WHAT YOU HAVE TO DO — Every record below should be printed exactly as it appears.

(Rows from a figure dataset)
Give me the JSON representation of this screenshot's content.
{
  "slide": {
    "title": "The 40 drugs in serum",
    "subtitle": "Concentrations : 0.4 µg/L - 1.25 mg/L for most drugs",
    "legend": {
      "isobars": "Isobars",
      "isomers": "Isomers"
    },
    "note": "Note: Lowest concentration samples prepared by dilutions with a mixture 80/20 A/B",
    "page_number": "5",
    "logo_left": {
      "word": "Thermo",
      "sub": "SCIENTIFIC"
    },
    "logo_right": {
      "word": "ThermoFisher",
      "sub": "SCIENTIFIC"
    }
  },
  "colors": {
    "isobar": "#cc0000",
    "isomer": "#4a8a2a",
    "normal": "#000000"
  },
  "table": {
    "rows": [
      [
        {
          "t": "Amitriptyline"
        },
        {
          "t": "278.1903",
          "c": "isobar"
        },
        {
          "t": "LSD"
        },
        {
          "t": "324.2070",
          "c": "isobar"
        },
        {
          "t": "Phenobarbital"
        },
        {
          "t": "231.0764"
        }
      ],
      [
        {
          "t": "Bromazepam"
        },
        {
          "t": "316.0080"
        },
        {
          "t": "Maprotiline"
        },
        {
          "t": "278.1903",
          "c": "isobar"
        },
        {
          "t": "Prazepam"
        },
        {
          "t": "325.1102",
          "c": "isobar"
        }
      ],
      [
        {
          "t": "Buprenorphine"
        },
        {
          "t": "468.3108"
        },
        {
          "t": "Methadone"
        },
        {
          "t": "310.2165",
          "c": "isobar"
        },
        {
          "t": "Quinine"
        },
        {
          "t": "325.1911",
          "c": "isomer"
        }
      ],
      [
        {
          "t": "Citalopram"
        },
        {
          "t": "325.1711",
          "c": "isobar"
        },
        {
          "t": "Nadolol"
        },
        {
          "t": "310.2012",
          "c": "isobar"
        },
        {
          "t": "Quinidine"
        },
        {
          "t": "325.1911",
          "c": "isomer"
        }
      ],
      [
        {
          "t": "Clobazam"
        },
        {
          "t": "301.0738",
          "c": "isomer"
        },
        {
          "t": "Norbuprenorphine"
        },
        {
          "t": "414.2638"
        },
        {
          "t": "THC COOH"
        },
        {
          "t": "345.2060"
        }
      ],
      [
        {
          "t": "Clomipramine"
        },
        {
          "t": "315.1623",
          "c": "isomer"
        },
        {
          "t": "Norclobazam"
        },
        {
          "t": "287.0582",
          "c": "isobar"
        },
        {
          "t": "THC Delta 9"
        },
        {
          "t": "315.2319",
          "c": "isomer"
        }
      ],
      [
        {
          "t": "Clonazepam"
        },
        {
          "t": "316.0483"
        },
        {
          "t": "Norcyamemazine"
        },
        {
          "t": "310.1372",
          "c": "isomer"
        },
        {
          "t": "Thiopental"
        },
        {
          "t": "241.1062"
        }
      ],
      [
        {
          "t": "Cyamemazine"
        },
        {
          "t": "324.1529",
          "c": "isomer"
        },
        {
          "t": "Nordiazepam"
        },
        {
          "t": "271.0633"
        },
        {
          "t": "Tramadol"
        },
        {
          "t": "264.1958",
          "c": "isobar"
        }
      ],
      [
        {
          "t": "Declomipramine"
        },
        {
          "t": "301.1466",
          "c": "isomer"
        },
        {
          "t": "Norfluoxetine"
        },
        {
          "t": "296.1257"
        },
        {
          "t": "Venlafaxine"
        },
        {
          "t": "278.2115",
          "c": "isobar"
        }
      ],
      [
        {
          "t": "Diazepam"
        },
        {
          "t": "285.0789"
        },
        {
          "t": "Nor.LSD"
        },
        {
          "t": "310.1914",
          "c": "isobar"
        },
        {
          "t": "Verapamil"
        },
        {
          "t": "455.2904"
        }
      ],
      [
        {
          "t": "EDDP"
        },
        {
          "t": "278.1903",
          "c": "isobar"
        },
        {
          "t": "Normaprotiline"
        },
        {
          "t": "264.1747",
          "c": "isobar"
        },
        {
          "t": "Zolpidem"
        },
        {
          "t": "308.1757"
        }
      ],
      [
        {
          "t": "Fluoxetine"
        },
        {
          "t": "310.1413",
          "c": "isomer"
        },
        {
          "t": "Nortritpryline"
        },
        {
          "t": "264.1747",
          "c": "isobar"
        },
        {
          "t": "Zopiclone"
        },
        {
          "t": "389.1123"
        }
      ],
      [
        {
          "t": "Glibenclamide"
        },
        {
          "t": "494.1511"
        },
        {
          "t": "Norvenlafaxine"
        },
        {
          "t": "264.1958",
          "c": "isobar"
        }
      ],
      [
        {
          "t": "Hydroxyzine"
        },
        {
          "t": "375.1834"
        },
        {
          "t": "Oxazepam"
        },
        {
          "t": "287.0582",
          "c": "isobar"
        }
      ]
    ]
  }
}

FINISHED TASK —
Give me the JSON representation of this screenshot's content.
{
  "slide": {
    "title": "The 40 drugs in serum",
    "subtitle": "Concentrations : 0.4 µg/L - 1.25 mg/L for most drugs",
    "legend": {
      "isobars": "Isobars",
      "isomers": "Isomers"
    },
    "note": "Note: Lowest concentration samples prepared by dilutions with a mixture 80/20 A/B",
    "page_number": "5",
    "logo_left": {
      "word": "Thermo",
      "sub": "SCIENTIFIC"
    },
    "logo_right": {
      "word": "ThermoFisher",
      "sub": "SCIENTIFIC"
    }
  },
  "colors": {
    "isobar": "#cc0000",
    "isomer": "#4a8a2a",
    "normal": "#000000"
  },
  "table": {
    "rows": [
      [
        {
          "t": "Amitriptyline"
        },
        {
          "t": "278.1903",
          "c": "isobar"
        },
        {
          "t": "LSD"
        },
        {
          "t": "324.2070",
          "c": "isobar"
        },
        {
          "t": "Phenobarbital"
        },
        {
          "t": "231.0764"
        }
      ],
      [
        {
          "t": "Bromazepam"
        },
        {
          "t": "316.0080"
        },
        {
          "t": "Maprotiline"
        },
        {
          "t": "278.1903",
          "c": "isobar"
        },
        {
          "t": "Prazepam"
        },
        {
          "t": "325.1102",
          "c": "isobar"
        }
      ],
      [
        {
          "t": "Buprenorphine"
        },
        {
          "t": "468.3108"
        },
        {
          "t": "Methadone"
        },
        {
          "t": "310.2165",
          "c": "isobar"
        },
        {
          "t": "Quinine"
        },
        {
          "t": "325.1911",
          "c": "isomer"
        }
      ],
      [
        {
          "t": "Citalopram"
        },
        {
          "t": "325.1711",
          "c": "isobar"
        },
        {
          "t": "Nadolol"
        },
        {
          "t": "310.2012",
          "c": "isobar"
        },
        {
          "t": "Quinidine"
        },
        {
          "t": "325.1911",
          "c": "isomer"
        }
      ],
      [
        {
          "t": "Clobazam"
        },
        {
          "t": "301.0738",
          "c": "isomer"
        },
        {
          "t": "Norbuprenorphine"
        },
        {
          "t": "414.2638"
        },
        {
          "t": "THC COOH"
        },
        {
          "t": "345.2060"
        }
      ],
      [
        {
          "t": "Clomipramine"
        },
        {
          "t": "315.1623",
          "c": "isomer"
        },
        {
          "t": "Norclobazam"
        },
        {
          "t": "287.0582",
          "c": "isobar"
        },
        {
          "t": "THC Delta 9"
        },
        {
          "t": "315.2319",
          "c": "isomer"
        }
      ],
      [
        {
          "t": "Clonazepam"
        },
        {
          "t": "316.0483"
        },
        {
          "t": "Norcyamemazine"
        },
        {
          "t": "310.1372",
          "c": "isomer"
        },
        {
          "t": "Thiopental"
        },
        {
          "t": "241.1062"
        }
      ],
      [
        {
          "t": "Cyamemazine"
        },
        {
          "t": "324.1529",
          "c": "isomer"
        },
        {
          "t": "Nordiazepam"
        },
        {
          "t": "271.0633"
        },
        {
          "t": "Tramadol"
        },
        {
          "t": "264.1958",
          "c": "isobar"
        }
      ],
      [
        {
          "t": "Declomipramine"
        },
        {
          "t": "301.1466",
          "c": "isomer"
        },
        {
          "t": "Norfluoxetine"
        },
        {
          "t": "296.1257"
        },
        {
          "t": "Venlafaxine"
        },
        {
          "t": "278.2115",
          "c": "isobar"
        }
      ],
      [
        {
          "t": "Diazepam"
        },
        {
          "t": "285.0789"
        },
        {
          "t": "Nor.LSD"
        },
        {
          "t": "310.1914",
          "c": "isobar"
        },
        {
          "t": "Verapamil"
        },
        {
          "t": "455.2904"
        }
      ],
      [
        {
          "t": "EDDP"
        },
        {
          "t": "278.1903",
          "c": "isobar"
        },
        {
          "t": "Normaprotiline"
        },
        {
          "t": "264.1747",
          "c": "isobar"
        },
        {
          "t": "Zolpidem"
        },
        {
          "t": "308.1757"
        }
      ],
      [
        {
          "t": "Fluoxetine"
        },
        {
          "t": "310.1413",
          "c": "isomer"
        },
        {
          "t": "Nortritpryline"
        },
        {
          "t": "264.1747",
          "c": "isobar"
        },
        {
          "t": "Zopiclone"
        },
        {
          "t": "389.1123"
        }
      ],
      [
        {
          "t": "Glibenclamide"
        },
        {
          "t": "494.1511"
        },
        {
          "t": "Norvenlafaxine"
        },
        {
          "t": "264.1958",
          "c": "isobar"
        }
      ],
      [
        {
          "t": "Hydroxyzine"
        },
        {
          "t": "375.1834"
        },
        {
          "t": "Oxazepam"
        },
        {
          "t": "287.0582",
          "c": "isobar"
        }
      ]
    ]
  }
}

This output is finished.